## Dataset entries

## START

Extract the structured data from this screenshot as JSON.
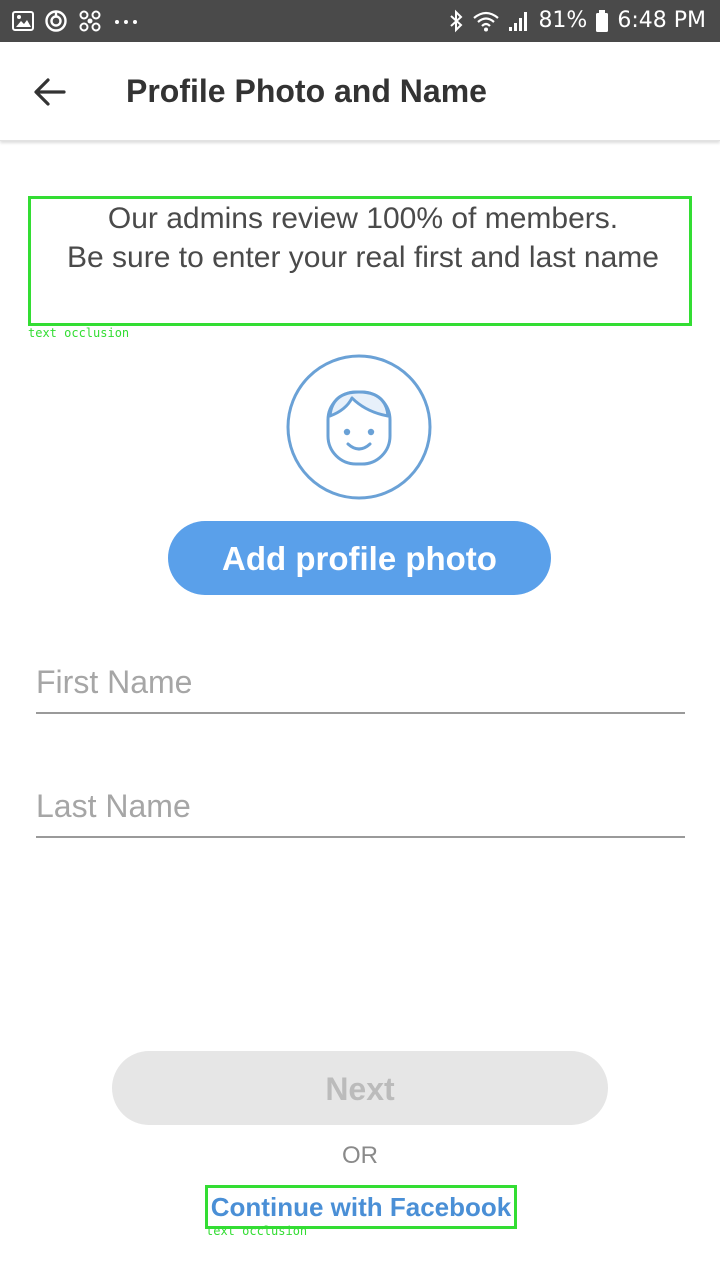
{
  "status_bar": {
    "battery": "81%",
    "time": "6:48 PM",
    "left_icons": [
      "gallery-icon",
      "sync-icon",
      "fan-icon",
      "more-dots-icon"
    ],
    "right_icons": [
      "bluetooth-icon",
      "wifi-icon",
      "signal-icon",
      "battery-icon"
    ]
  },
  "header": {
    "back_icon": "arrow-left-icon",
    "title": "Profile Photo and Name"
  },
  "notice": {
    "line1": "Our admins review 100% of members.",
    "line2": "Be sure to enter your real first and last name",
    "occlusion_label": "text occlusion"
  },
  "avatar": {
    "icon": "face-avatar-icon"
  },
  "actions": {
    "add_photo_label": "Add profile photo",
    "next_label": "Next",
    "or_label": "OR",
    "facebook_label": "Continue with Facebook",
    "facebook_occlusion_label": "text occlusion"
  },
  "form": {
    "first_name": {
      "value": "",
      "placeholder": "First Name"
    },
    "last_name": {
      "value": "",
      "placeholder": "Last Name"
    }
  },
  "colors": {
    "status_bar": "#4a4a4a",
    "accent": "#5aa0ea",
    "disabled": "#e6e6e6",
    "link": "#4a8fd6",
    "annotation": "#33dd33"
  }
}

## END

## What to do
Restate the whole of the material word for word without the pictures.

## Answer in full
Extract the structured data from this screenshot as JSON.
{
  "status_bar": {
    "battery": "81%",
    "time": "6:48 PM",
    "left_icons": [
      "gallery-icon",
      "sync-icon",
      "fan-icon",
      "more-dots-icon"
    ],
    "right_icons": [
      "bluetooth-icon",
      "wifi-icon",
      "signal-icon",
      "battery-icon"
    ]
  },
  "header": {
    "back_icon": "arrow-left-icon",
    "title": "Profile Photo and Name"
  },
  "notice": {
    "line1": "Our admins review 100% of members.",
    "line2": "Be sure to enter your real first and last name",
    "occlusion_label": "text occlusion"
  },
  "avatar": {
    "icon": "face-avatar-icon"
  },
  "actions": {
    "add_photo_label": "Add profile photo",
    "next_label": "Next",
    "or_label": "OR",
    "facebook_label": "Continue with Facebook",
    "facebook_occlusion_label": "text occlusion"
  },
  "form": {
    "first_name": {
      "value": "",
      "placeholder": "First Name"
    },
    "last_name": {
      "value": "",
      "placeholder": "Last Name"
    }
  },
  "colors": {
    "status_bar": "#4a4a4a",
    "accent": "#5aa0ea",
    "disabled": "#e6e6e6",
    "link": "#4a8fd6",
    "annotation": "#33dd33"
  }
}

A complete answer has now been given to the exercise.